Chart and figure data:
____

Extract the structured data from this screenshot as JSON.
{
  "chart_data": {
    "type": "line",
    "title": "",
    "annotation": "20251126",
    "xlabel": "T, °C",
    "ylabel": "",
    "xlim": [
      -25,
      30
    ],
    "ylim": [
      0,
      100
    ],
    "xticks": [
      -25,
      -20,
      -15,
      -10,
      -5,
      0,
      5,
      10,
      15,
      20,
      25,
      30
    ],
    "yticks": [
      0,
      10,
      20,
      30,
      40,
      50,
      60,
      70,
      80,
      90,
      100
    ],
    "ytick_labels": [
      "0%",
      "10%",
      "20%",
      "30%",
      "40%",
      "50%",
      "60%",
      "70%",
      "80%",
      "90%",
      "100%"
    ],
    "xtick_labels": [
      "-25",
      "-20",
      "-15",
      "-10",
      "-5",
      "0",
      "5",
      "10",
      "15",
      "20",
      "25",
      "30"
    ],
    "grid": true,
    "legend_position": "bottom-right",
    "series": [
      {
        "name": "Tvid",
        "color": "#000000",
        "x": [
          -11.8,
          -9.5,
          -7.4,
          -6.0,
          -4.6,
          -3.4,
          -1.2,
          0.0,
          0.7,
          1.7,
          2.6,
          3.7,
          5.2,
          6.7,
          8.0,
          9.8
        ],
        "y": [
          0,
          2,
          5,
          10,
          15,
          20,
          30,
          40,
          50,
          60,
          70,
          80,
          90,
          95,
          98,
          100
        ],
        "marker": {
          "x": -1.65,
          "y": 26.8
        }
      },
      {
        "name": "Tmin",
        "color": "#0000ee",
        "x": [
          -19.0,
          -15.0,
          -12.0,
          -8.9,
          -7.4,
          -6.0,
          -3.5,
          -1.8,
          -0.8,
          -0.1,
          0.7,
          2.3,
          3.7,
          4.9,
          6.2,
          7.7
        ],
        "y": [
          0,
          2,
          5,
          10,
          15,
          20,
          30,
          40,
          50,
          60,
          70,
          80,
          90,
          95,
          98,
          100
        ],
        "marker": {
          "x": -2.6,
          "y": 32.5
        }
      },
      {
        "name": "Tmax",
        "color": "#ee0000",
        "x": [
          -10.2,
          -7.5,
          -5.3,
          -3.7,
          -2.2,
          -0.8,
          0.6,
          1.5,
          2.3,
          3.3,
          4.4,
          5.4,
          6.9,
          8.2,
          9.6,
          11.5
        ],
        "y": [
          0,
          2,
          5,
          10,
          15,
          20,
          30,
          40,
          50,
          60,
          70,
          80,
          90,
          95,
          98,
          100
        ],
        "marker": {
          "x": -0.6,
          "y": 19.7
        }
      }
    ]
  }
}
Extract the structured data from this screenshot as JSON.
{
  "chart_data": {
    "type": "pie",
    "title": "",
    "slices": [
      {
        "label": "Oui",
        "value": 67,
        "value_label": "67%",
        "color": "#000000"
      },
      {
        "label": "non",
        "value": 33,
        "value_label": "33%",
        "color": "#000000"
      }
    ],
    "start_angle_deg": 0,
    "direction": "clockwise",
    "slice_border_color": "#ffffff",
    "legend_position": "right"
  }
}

____

_Task goal_.
Copy every line of the data that holds the string "right".

_Task response_.
    "legend_position": "bottom-right",
    "legend_position": "right"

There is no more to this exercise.